INPUT RECORDS ▸
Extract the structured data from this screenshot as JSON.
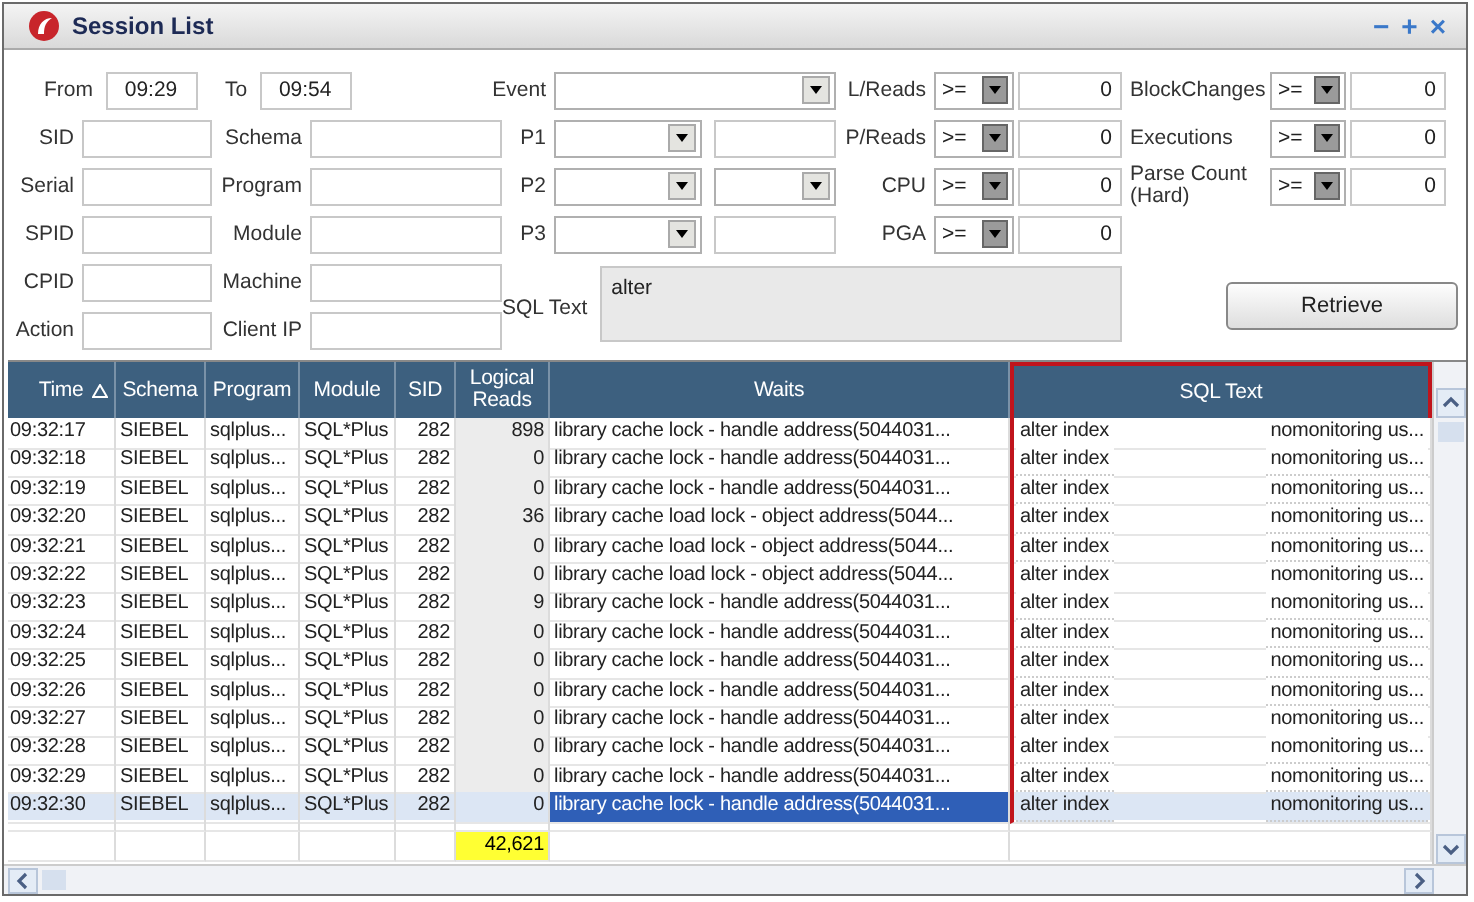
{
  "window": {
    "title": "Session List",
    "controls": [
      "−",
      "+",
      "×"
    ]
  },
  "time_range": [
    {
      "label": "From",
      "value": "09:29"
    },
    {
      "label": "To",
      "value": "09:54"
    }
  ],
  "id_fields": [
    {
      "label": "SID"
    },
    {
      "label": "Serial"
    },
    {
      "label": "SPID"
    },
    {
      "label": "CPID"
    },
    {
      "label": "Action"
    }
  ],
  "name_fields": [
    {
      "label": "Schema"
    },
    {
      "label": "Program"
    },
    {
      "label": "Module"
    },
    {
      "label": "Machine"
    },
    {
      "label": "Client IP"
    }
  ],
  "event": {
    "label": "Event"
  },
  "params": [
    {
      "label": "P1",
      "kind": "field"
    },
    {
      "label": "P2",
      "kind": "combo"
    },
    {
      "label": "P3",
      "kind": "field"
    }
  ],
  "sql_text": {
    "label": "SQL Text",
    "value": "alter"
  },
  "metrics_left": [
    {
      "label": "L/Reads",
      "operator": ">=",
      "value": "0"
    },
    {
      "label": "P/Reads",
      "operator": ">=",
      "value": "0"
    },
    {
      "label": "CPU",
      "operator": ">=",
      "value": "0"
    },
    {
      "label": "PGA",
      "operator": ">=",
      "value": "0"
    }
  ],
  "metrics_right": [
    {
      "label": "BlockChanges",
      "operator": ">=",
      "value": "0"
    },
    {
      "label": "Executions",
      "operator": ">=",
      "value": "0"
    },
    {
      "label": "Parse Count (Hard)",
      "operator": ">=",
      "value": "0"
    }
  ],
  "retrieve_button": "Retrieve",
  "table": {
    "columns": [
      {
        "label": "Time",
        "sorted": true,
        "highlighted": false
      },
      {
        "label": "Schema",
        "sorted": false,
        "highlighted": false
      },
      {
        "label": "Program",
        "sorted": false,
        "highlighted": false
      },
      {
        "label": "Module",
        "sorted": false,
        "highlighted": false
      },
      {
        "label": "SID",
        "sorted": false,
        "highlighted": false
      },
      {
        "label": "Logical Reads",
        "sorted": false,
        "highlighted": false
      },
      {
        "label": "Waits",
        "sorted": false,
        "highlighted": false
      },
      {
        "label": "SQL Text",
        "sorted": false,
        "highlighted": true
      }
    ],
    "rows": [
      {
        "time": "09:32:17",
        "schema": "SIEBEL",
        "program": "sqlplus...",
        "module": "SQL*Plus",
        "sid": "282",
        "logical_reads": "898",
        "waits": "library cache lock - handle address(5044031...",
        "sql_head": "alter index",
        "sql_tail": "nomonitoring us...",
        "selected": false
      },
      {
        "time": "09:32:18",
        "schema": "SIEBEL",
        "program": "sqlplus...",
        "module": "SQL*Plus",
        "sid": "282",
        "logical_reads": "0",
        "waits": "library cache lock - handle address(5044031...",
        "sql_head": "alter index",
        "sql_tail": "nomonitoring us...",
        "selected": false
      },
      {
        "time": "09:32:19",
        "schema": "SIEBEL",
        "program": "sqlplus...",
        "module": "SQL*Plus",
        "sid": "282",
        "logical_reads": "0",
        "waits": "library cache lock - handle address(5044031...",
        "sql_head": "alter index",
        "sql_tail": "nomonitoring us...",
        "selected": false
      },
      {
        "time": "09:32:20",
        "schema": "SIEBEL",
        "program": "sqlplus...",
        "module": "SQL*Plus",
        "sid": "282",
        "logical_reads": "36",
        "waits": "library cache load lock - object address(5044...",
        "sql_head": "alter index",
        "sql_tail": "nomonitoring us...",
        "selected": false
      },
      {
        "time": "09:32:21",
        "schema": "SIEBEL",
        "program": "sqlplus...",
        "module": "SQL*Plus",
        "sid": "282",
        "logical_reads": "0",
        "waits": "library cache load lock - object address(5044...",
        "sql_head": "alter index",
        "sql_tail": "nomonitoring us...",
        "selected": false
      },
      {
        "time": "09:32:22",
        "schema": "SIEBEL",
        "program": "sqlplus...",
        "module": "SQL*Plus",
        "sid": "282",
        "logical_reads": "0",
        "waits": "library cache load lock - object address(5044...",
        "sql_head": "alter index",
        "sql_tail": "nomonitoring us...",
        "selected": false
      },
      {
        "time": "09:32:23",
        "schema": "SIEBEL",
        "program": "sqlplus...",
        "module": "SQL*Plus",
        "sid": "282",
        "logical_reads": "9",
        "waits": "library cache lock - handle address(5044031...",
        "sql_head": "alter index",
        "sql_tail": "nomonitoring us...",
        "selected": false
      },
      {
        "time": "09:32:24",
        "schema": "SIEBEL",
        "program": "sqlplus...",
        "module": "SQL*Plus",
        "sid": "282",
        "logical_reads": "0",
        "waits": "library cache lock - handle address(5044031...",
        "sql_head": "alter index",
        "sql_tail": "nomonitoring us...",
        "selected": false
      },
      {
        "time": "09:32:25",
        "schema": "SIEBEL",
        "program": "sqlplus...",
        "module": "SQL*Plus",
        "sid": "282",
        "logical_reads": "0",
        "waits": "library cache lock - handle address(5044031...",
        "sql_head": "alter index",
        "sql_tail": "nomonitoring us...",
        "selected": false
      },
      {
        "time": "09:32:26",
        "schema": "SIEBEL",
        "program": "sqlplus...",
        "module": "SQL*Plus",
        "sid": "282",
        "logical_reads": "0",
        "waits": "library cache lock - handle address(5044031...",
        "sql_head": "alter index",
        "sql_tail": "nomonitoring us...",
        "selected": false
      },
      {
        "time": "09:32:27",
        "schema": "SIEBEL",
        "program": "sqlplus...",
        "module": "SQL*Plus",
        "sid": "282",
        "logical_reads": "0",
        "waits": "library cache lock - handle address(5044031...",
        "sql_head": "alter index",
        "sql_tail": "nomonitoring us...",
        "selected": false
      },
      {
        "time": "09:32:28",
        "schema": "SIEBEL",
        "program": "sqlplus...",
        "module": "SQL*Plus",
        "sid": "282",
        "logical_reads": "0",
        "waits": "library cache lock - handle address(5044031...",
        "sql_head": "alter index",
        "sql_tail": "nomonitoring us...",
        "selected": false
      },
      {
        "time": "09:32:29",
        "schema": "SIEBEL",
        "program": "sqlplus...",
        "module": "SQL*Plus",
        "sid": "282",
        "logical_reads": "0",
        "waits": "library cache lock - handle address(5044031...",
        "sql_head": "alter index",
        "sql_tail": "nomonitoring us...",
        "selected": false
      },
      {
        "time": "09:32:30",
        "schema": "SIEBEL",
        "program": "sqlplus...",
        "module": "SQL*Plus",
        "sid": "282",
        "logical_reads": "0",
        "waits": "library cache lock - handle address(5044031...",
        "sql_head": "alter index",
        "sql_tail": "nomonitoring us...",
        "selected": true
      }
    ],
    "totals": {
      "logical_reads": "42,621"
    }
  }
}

---

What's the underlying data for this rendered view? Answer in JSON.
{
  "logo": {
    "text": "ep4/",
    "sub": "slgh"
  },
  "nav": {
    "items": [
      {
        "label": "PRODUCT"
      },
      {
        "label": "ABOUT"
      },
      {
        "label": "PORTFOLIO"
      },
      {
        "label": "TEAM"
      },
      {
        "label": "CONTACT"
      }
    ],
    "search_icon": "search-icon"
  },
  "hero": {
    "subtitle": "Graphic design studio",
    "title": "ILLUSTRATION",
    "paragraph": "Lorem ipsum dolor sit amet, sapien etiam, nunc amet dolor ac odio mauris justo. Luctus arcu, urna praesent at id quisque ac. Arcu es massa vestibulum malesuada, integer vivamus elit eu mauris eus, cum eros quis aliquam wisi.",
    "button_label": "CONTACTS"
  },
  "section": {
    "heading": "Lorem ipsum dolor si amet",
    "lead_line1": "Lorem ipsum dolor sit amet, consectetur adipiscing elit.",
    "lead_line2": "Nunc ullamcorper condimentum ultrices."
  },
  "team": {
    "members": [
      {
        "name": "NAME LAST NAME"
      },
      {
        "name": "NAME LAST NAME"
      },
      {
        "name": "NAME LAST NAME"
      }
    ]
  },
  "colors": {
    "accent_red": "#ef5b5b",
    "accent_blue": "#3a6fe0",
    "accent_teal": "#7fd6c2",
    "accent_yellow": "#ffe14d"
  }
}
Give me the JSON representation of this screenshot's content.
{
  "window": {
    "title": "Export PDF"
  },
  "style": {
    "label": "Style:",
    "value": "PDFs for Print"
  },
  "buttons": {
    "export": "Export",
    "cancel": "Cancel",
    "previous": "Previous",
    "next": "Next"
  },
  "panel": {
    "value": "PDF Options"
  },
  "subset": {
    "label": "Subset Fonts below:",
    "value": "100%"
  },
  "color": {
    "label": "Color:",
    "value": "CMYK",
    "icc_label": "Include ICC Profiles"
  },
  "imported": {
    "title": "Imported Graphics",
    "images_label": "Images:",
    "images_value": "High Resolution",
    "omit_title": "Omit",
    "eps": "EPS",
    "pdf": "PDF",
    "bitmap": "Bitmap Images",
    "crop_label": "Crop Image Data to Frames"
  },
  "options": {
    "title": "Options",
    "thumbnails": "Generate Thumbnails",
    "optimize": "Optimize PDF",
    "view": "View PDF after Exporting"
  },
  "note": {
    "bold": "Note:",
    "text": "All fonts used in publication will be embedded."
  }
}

EXERCISE TASK ▸ Among the lines of the material, find those that hold the word "view" and copy them.

SOLUTION FOR THIS PROBLEM ▸
What's the underlying data for this rendered view? Answer in JSON.
    "view": "View PDF after Exporting"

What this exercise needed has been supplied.